TASK DETAILS:
Rewrite the car specifications starting at "Engine type:Hemi V8" and ending at "3-speed automatic (A-727).", swapping "Carter" for "Holley".

DOCUMENT TEXT:
<<<<

Sequence: First year of the first generation (1970-1974).
Designer: Exterior: Carl Cameron. Hemi 426 engine: Tom Hoover.
Manufacturer: Dodge Division of Chrysler.
Where made: Dodge Main at Hamtramck, Michigan, USA
Platform: Chrysler E-Body.
Body style: 2-door hardtop.
Style ID: JS29N0B [VIN minus the Serial Number].
Body: Steel unit-body with subframes.
Frame: Unit-body with subframes.
Length: 191.3 in (4.859 m).
Width: 76.1 in (1.933 m).
Height: 50.9 in (1.293 m).
Wheelbase: 110 in (2.794 m).
Track: (front/rear) 59.7/60.7 in (1.516/1.542 m).
Drive: Rear-wheel drive.
Acceleration: 0-60 mph in 5.7 sec (0-100 km in 6 sec). ¼ mile in 13.8 sec at 101 mph.
Top speed: 140 mph (226 km/h).
Curb weight: 3549 lbs. (1610 kg).
Price new: $3498 + $1227 Hemi premium
Engine maker: Chrysler.
Engine type:Hemi V8 with two 4-barrel Carter AFB carburetors.
Engine size:. 426 cubic inches (6.974 L).
Engine power: 425 horsepower (317 kW).
Engine torque: 490 ft-lb (664 Nm).
Transmission:TorqueFlite 3-speed automatic (A-727).
Fuel type: Gasoline, premium grade.
Fuel consumption: 8.1 mpg (0.29 l/km).
Fuel capacity: 18 gal (68 liter).
Steering: Left-hand drive, rack-and-pinion.
Turning circle: 39.9 ft (12.16 m) between curbs.
Front suspension: Independent, non-parallel, lateral control arms. Torsion bar spring with anti-roll bar.
Rear suspension: Live axle on asymmetrical semi-elliptic leaf springs.
Brakes: Front – 11 x 3 inch (279 x 76 mm) drums. Rear – 11 x 2.5 inch (279 x 64 mm) drums.
Wheels: 15 x 7 in. (38 x 18 cm), Rallye wheels. Left-hand threaded nuts on the driver’s side.
Tires: Goodyear Polyglas F60 x 15.
Seats: Front: High-back leather bucket seats.

>>>>

[Records from a dataset]
<<<<

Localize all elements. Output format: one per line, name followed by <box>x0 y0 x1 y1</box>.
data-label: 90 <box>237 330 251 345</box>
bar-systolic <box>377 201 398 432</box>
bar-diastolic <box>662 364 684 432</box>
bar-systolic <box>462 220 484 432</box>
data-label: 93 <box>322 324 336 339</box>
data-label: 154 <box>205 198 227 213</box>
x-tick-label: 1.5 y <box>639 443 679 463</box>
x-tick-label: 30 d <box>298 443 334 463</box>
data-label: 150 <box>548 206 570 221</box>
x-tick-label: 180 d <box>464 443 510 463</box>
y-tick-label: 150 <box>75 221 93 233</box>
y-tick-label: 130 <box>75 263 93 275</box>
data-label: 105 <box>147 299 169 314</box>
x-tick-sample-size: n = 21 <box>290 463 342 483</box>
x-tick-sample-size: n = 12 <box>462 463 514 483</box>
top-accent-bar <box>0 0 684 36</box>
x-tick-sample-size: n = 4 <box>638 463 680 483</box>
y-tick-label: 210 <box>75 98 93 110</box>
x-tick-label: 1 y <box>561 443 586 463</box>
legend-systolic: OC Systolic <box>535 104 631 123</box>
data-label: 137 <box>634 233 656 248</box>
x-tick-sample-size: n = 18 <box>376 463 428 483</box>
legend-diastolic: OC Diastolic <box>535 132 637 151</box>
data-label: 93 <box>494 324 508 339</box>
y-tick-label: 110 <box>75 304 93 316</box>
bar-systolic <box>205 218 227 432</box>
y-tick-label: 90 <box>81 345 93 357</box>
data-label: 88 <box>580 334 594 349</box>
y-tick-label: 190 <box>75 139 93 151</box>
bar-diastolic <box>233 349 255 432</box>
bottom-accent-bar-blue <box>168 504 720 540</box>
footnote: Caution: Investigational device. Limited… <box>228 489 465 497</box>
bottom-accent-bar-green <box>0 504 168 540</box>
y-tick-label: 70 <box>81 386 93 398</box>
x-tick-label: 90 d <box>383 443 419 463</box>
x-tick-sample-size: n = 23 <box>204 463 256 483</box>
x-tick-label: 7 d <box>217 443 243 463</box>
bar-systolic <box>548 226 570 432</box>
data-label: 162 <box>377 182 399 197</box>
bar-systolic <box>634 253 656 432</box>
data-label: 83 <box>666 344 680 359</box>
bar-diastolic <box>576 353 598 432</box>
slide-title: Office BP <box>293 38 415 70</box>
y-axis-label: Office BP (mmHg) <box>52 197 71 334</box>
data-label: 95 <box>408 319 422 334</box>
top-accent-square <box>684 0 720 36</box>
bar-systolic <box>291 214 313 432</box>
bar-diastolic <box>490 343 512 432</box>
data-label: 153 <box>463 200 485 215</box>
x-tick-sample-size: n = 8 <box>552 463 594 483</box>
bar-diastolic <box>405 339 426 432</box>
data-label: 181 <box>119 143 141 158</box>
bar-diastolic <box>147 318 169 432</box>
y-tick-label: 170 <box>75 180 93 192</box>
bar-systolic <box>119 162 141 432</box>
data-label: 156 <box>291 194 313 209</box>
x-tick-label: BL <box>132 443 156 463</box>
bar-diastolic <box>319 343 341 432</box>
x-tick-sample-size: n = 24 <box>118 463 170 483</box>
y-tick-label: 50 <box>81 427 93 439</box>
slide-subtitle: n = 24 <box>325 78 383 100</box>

>>>>

THE ANSWER:
Engine type:Hemi V8 with two 4-barrel Holley AFB carburetors.
Engine size:. 426 cubic inches (6.974 L).
Engine power: 425 horsepower (317 kW).
Engine torque: 490 ft-lb (664 Nm).
Transmission:TorqueFlite 3-speed automatic (A-727).